┌─ Dataset rows

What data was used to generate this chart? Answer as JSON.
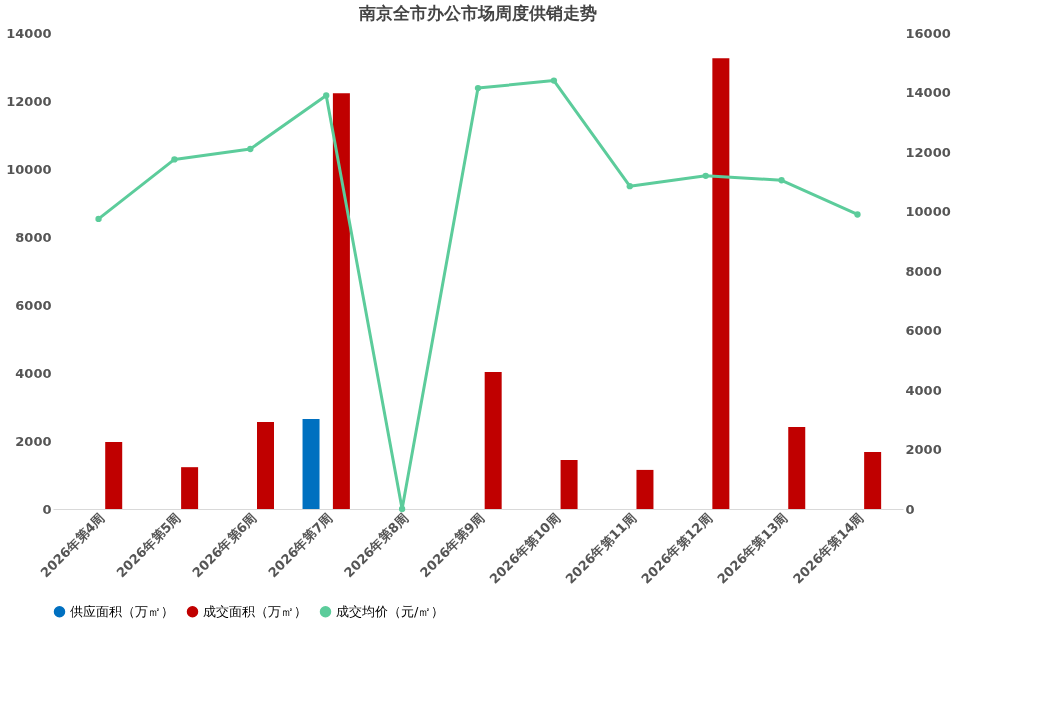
{
  "chart_data": {
    "type": "bar",
    "title": "南京全市办公市场周度供销走势",
    "categories": [
      "2026年第4周",
      "2026年第5周",
      "2026年第6周",
      "2026年第7周",
      "2026年第8周",
      "2026年第9周",
      "2026年第10周",
      "2026年第11周",
      "2026年第12周",
      "2026年第13周",
      "2026年第14周"
    ],
    "series": [
      {
        "name": "供应面积（万㎡）",
        "color": "#0070c0",
        "values": [
          null,
          null,
          null,
          2650,
          null,
          null,
          null,
          null,
          null,
          null,
          null
        ]
      },
      {
        "name": "成交面积（万㎡）",
        "color": "#c00000",
        "values": [
          1970,
          1230,
          2560,
          12230,
          null,
          4030,
          1440,
          1150,
          13260,
          2410,
          1680
        ]
      },
      {
        "name": "成交均价（元/㎡）",
        "color": "#5ccc9b",
        "type": "line",
        "axis": "y2",
        "marker": "circle",
        "values": [
          9750,
          11750,
          12100,
          13900,
          0,
          14150,
          14400,
          10850,
          11200,
          11050,
          9900
        ]
      }
    ],
    "ylim": [
      0,
      14000
    ],
    "yticks": [
      0,
      2000,
      4000,
      6000,
      8000,
      10000,
      12000,
      14000
    ],
    "y2lim": [
      0,
      16000
    ],
    "y2ticks": [
      0,
      2000,
      4000,
      6000,
      8000,
      10000,
      12000,
      14000,
      16000
    ],
    "grid": false,
    "legend": "bottom"
  }
}
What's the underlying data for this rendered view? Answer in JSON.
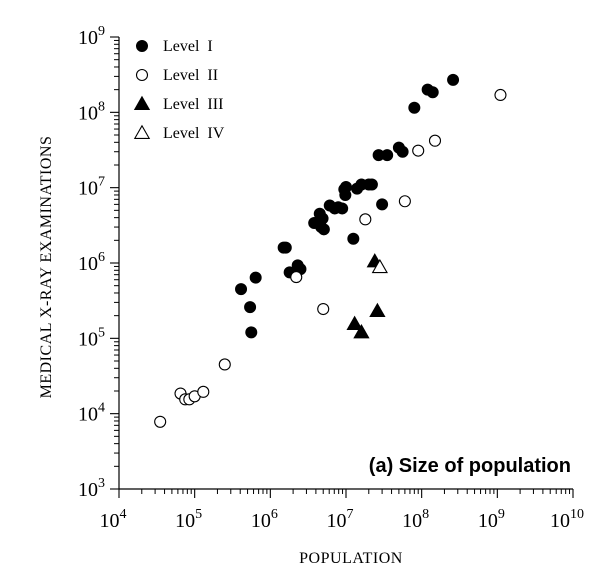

└─

**Directions:** Reproduce the full material exactly, excluding the pictures.

**Result below:**
What data was used to generate this chart? Answer as JSON.
{
  "chart_data": {
    "type": "bar",
    "title": "南京全市办公市场周度供销走势",
    "categories": [
      "2026年第4周",
      "2026年第5周",
      "2026年第6周",
      "2026年第7周",
      "2026年第8周",
      "2026年第9周",
      "2026年第10周",
      "2026年第11周",
      "2026年第12周",
      "2026年第13周",
      "2026年第14周"
    ],
    "series": [
      {
        "name": "供应面积（万㎡）",
        "color": "#0070c0",
        "values": [
          null,
          null,
          null,
          2650,
          null,
          null,
          null,
          null,
          null,
          null,
          null
        ]
      },
      {
        "name": "成交面积（万㎡）",
        "color": "#c00000",
        "values": [
          1970,
          1230,
          2560,
          12230,
          null,
          4030,
          1440,
          1150,
          13260,
          2410,
          1680
        ]
      },
      {
        "name": "成交均价（元/㎡）",
        "color": "#5ccc9b",
        "type": "line",
        "axis": "y2",
        "marker": "circle",
        "values": [
          9750,
          11750,
          12100,
          13900,
          0,
          14150,
          14400,
          10850,
          11200,
          11050,
          9900
        ]
      }
    ],
    "ylim": [
      0,
      14000
    ],
    "yticks": [
      0,
      2000,
      4000,
      6000,
      8000,
      10000,
      12000,
      14000
    ],
    "y2lim": [
      0,
      16000
    ],
    "y2ticks": [
      0,
      2000,
      4000,
      6000,
      8000,
      10000,
      12000,
      14000,
      16000
    ],
    "grid": false,
    "legend": "bottom"
  }
}
What's the underlying data for this rendered view? Answer in JSON.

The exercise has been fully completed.